GIVEN REQUEST -
Output the entries verbatim, including every line.

Some records
########################################

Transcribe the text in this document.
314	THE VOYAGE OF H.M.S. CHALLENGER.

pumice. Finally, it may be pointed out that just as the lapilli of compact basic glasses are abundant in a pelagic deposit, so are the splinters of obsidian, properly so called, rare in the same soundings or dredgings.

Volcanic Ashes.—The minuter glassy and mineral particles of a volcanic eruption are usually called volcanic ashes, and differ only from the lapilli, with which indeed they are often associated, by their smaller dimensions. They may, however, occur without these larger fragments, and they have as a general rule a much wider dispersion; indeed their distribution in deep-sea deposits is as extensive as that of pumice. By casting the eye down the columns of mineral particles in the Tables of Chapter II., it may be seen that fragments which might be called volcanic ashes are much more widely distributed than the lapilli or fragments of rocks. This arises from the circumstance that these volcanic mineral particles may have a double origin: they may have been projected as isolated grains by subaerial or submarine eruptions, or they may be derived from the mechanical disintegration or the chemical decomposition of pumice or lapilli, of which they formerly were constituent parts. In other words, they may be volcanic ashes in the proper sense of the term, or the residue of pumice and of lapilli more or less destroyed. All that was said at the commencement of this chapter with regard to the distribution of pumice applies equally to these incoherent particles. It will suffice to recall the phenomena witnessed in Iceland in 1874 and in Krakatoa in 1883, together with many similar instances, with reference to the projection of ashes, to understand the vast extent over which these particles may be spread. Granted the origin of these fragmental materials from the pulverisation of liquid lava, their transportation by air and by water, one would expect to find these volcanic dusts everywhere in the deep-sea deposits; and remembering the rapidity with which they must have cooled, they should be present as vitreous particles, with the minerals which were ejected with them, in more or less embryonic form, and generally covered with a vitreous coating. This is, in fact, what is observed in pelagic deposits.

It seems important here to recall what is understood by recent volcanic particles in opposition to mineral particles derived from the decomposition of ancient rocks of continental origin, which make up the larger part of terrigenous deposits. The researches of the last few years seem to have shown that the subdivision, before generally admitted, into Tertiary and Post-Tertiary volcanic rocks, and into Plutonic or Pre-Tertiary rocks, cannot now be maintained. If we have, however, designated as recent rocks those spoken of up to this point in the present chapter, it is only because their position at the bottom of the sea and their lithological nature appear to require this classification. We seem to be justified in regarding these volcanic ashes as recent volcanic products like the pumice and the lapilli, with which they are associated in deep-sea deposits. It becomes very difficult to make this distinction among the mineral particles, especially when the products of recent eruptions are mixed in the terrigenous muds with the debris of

########################################

RESULT OF THE EXERCISE -
Transcribe the text in this document.
314	THE VOYAGE OF H.M.S. CHALLENGER.

pumice. Finally, it may be pointed out that just as the lapilli of compact basic glasses are abundant in a pelagic deposit, so are the splinters of obsidian, properly so called, rare in the same soundings or dredgings.

Volcanic Ashes.—The minuter glassy and mineral particles of a volcanic eruption are usually called volcanic ashes, and differ only from the lapilli, with which indeed they are often associated, by their smaller dimensions. They may, however, occur without these larger fragments, and they have as a general rule a much wider dispersion; indeed their distribution in deep-sea deposits is as extensive as that of pumice. By casting the eye down the columns of mineral particles in the Tables of Chapter II., it may be seen that fragments which might be called volcanic ashes are much more widely distributed than the lapilli or fragments of rocks. This arises from the circumstance that these volcanic mineral particles may have a double origin: they may have been projected as isolated grains by subaerial or submarine eruptions, or they may be derived from the mechanical disintegration or the chemical decomposition of pumice or lapilli, of which they formerly were constituent parts. In other words, they may be volcanic ashes in the proper sense of the term, or the residue of pumice and of lapilli more or less destroyed. All that was said at the commencement of this chapter with regard to the distribution of pumice applies equally to these incoherent particles. It will suffice to recall the phenomena witnessed in Iceland in 1874 and in Krakatoa in 1883, together with many similar instances, with reference to the projection of ashes, to understand the vast extent over which these particles may be spread. Granted the origin of these fragmental materials from the pulverisation of liquid lava, their transportation by air and by water, one would expect to find these volcanic dusts everywhere in the deep-sea deposits; and remembering the rapidity with which they must have cooled, they should be present as vitreous particles, with the minerals which were ejected with them, in more or less embryonic form, and generally covered with a vitreous coating. This is, in fact, what is observed in pelagic deposits.

It seems important here to recall what is understood by recent volcanic particles in opposition to mineral particles derived from the decomposition of ancient rocks of continental origin, which make up the larger part of terrigenous deposits. The researches of the last few years seem to have shown that the subdivision, before generally admitted, into Tertiary and Post-Tertiary volcanic rocks, and into Plutonic or Pre-Tertiary rocks, cannot now be maintained. If we have, however, designated as recent rocks those spoken of up to this point in the present chapter, it is only because their position at the bottom of the sea and their lithological nature appear to require this classification. We seem to be justified in regarding these volcanic ashes as recent volcanic products like the pumice and the lapilli, with which they are associated in deep-sea deposits. It becomes very difficult to make this distinction among the mineral particles, especially when the products of recent eruptions are mixed in the terrigenous muds with the debris of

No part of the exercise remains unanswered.